[Rows from a figure dataset]
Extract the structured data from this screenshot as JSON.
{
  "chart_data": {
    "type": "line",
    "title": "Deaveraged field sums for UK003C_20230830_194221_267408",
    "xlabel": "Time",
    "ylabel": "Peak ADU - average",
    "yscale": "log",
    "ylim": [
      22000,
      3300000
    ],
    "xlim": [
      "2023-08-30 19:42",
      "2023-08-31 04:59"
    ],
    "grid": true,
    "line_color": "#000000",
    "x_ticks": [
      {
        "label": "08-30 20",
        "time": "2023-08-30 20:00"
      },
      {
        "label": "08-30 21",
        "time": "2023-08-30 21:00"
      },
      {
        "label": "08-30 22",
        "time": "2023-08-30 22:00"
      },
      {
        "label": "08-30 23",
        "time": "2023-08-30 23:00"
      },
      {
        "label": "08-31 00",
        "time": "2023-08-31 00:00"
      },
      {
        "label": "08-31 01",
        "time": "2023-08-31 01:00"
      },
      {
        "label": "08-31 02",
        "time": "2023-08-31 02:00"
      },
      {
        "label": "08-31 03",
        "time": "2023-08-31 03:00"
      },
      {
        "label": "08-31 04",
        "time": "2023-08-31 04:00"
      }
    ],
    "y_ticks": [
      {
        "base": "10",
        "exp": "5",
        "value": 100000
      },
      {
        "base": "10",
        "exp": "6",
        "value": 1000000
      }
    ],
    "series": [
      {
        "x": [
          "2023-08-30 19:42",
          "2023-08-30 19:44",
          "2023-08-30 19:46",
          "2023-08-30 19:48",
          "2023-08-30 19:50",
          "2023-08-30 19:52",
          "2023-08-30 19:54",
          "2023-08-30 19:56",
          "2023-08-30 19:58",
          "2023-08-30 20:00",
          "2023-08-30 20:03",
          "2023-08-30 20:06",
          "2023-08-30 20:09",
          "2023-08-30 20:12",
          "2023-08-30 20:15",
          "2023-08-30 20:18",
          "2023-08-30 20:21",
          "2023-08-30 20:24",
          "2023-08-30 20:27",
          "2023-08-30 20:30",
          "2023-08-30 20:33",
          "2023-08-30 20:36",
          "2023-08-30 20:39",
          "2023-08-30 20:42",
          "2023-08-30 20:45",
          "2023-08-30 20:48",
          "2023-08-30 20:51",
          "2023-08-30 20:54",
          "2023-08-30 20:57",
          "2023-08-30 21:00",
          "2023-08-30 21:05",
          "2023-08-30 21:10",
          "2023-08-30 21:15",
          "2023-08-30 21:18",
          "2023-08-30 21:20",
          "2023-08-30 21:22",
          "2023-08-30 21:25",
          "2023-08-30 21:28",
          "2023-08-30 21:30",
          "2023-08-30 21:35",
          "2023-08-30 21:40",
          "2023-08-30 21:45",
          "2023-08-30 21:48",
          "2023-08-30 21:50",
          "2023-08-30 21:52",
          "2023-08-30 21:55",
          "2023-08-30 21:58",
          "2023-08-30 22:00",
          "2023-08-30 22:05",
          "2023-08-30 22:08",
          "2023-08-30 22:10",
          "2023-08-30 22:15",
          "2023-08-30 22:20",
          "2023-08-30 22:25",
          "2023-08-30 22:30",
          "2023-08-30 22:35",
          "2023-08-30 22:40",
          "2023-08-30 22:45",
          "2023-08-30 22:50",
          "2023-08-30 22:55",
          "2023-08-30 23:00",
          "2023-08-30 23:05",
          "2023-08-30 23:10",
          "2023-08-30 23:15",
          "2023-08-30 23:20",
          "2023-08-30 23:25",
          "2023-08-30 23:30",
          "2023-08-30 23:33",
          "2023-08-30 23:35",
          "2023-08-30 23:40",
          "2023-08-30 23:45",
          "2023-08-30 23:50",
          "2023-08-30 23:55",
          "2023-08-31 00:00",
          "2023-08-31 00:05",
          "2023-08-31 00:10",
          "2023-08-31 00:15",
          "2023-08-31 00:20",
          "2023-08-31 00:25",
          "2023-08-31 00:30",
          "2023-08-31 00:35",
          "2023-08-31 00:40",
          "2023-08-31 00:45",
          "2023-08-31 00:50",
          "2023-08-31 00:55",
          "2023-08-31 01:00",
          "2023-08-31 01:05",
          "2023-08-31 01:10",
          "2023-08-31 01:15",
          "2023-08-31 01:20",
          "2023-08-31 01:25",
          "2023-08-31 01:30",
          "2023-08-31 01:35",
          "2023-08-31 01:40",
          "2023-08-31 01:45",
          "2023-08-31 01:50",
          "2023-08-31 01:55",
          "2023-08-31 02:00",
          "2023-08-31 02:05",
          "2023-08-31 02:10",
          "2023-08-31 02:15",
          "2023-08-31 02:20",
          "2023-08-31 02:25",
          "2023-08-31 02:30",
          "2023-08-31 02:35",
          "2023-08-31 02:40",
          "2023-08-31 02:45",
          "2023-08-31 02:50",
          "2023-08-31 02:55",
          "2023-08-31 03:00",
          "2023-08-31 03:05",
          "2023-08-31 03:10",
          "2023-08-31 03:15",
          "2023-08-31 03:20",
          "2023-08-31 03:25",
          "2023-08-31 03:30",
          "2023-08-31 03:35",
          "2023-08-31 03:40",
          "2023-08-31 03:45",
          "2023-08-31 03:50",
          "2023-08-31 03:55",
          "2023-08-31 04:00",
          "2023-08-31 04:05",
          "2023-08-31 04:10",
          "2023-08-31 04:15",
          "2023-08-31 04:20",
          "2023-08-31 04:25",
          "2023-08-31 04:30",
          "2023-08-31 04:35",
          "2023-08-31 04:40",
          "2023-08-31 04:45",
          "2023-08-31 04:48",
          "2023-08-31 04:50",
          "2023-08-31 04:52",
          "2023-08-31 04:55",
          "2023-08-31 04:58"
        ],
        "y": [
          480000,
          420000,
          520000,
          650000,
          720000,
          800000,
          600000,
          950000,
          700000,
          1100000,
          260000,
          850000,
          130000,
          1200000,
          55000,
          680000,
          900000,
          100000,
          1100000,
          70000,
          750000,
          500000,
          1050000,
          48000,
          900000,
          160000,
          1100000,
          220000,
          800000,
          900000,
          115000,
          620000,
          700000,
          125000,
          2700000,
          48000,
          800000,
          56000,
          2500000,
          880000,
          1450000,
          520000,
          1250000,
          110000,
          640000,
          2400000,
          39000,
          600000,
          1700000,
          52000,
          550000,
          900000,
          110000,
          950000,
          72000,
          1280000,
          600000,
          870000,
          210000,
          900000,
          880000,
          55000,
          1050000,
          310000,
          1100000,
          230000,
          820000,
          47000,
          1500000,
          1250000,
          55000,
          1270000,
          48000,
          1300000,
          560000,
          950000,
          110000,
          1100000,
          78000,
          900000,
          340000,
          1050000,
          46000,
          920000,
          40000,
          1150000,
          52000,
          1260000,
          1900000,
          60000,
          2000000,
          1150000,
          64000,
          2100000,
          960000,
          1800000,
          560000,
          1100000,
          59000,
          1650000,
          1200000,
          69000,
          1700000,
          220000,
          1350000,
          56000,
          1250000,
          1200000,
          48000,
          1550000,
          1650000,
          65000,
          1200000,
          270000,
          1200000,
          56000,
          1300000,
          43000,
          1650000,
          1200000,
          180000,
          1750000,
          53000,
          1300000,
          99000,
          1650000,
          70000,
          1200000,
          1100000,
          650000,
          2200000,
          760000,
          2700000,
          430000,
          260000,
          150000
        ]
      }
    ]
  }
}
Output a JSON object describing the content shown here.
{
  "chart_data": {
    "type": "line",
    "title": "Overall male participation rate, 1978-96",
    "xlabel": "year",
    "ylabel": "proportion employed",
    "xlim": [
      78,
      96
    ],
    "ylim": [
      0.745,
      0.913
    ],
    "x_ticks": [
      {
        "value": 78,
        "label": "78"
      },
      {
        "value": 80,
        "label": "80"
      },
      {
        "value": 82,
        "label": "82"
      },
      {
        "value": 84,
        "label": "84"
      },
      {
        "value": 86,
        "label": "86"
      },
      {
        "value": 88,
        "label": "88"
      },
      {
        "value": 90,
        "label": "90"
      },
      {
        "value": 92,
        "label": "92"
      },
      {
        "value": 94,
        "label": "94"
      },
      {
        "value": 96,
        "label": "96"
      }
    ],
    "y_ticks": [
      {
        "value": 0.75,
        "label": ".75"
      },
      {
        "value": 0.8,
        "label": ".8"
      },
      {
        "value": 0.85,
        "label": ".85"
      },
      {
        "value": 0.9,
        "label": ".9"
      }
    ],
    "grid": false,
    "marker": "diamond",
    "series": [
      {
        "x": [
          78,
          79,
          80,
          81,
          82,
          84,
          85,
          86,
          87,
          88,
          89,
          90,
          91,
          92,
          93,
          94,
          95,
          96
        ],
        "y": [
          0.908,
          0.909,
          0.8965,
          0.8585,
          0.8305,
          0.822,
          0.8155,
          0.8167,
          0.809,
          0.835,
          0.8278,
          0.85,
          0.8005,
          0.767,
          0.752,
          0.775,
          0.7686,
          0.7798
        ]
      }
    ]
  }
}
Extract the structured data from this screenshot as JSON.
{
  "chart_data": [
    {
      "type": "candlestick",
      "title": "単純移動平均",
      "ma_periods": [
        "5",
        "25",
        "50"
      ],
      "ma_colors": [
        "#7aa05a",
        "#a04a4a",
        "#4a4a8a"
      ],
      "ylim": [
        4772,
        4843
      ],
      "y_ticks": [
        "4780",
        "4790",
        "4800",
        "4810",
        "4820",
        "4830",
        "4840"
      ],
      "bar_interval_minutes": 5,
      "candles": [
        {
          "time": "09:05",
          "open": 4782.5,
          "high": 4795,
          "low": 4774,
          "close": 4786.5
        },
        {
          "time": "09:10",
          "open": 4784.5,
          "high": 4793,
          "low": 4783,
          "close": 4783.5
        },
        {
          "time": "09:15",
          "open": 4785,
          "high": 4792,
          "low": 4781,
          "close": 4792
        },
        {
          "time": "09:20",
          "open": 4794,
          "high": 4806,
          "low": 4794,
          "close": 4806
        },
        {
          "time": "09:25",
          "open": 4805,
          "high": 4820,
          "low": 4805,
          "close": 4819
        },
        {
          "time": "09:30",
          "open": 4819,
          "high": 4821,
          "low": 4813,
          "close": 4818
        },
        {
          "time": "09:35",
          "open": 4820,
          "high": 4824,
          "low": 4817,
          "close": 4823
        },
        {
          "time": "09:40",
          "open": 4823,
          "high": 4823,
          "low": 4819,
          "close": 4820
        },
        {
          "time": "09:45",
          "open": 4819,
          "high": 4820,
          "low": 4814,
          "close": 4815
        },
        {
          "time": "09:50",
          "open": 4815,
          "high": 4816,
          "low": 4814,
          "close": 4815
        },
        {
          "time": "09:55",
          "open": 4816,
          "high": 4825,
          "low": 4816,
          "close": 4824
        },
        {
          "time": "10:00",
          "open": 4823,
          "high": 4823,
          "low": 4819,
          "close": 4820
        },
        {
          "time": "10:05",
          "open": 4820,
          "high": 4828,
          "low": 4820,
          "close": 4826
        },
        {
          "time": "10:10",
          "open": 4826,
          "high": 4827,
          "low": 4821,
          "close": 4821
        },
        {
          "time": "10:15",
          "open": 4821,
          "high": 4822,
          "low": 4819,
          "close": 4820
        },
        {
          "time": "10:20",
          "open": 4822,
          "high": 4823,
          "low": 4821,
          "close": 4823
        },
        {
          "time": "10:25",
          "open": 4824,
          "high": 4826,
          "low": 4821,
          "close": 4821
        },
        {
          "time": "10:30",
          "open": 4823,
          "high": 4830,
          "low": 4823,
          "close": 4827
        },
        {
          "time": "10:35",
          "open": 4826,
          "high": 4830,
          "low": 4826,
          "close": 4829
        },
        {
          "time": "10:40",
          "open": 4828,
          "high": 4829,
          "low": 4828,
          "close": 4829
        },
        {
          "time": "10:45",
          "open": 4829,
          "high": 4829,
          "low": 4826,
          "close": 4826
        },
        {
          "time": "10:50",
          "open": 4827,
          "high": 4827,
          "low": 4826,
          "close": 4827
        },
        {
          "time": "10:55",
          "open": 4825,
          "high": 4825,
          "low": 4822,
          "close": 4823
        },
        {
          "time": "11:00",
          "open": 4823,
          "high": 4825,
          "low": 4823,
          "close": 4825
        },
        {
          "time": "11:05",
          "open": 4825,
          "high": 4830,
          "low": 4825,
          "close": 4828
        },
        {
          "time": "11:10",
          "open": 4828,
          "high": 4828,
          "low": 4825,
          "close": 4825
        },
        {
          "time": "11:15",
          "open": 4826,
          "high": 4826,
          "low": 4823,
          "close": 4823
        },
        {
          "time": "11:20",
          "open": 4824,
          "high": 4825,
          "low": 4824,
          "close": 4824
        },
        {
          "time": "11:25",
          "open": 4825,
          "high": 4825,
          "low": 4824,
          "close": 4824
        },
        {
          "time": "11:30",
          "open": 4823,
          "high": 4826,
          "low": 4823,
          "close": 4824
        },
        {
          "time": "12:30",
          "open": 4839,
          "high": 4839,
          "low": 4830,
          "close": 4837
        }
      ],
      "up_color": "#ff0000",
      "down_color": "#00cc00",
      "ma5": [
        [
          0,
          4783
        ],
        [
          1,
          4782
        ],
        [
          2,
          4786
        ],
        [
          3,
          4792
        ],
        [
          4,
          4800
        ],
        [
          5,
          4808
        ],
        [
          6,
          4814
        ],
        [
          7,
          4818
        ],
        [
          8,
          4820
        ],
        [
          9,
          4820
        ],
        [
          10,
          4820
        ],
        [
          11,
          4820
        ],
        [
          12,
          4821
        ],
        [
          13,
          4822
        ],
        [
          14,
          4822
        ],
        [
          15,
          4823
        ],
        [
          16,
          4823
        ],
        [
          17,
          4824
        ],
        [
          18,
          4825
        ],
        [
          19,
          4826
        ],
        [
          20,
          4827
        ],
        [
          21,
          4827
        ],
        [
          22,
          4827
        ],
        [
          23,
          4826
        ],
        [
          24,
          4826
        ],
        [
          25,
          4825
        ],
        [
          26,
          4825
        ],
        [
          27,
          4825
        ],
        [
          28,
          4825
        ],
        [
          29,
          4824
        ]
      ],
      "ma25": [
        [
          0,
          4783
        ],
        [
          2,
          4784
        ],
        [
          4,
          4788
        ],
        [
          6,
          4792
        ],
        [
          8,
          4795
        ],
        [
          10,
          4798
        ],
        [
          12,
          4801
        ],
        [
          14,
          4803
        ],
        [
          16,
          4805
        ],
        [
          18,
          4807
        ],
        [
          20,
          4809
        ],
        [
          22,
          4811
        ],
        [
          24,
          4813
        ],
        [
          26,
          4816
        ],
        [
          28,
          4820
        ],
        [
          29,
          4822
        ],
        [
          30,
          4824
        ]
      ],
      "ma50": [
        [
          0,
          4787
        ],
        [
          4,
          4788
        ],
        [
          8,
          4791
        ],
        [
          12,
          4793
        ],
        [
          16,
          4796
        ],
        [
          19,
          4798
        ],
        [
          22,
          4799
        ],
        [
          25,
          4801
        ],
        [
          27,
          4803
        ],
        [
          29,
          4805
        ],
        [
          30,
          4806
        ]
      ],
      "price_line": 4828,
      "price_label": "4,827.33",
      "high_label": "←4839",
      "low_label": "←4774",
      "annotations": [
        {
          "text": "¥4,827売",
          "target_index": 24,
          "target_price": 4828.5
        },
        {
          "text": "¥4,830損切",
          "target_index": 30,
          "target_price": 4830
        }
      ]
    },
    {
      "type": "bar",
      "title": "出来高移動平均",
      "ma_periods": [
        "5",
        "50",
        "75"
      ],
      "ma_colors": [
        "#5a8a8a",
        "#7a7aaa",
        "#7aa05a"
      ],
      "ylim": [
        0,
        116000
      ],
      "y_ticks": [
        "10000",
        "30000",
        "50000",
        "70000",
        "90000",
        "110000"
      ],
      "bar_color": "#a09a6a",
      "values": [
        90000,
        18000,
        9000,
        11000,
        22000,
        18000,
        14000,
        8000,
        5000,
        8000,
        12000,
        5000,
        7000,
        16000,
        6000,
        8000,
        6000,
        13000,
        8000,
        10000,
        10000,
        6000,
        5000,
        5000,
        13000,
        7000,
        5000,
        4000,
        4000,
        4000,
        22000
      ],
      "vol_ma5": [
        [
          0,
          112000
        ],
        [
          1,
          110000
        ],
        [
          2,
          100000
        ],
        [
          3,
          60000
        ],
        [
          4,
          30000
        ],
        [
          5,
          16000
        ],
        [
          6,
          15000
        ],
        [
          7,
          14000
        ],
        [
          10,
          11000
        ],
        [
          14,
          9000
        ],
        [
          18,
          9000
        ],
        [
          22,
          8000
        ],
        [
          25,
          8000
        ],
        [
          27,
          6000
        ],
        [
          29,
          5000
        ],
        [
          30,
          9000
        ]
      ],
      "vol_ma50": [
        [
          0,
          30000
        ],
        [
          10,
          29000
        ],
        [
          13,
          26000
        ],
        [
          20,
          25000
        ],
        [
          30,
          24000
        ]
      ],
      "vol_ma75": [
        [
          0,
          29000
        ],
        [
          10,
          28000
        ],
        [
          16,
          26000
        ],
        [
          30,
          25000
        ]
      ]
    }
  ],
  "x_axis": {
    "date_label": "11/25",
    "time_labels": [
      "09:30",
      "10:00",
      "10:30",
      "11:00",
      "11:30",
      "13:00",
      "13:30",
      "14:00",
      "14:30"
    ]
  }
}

* [Written instruction]:
Output nothing but the number of lines in the data containing the string "ylabel".

* [Solved problem]:
2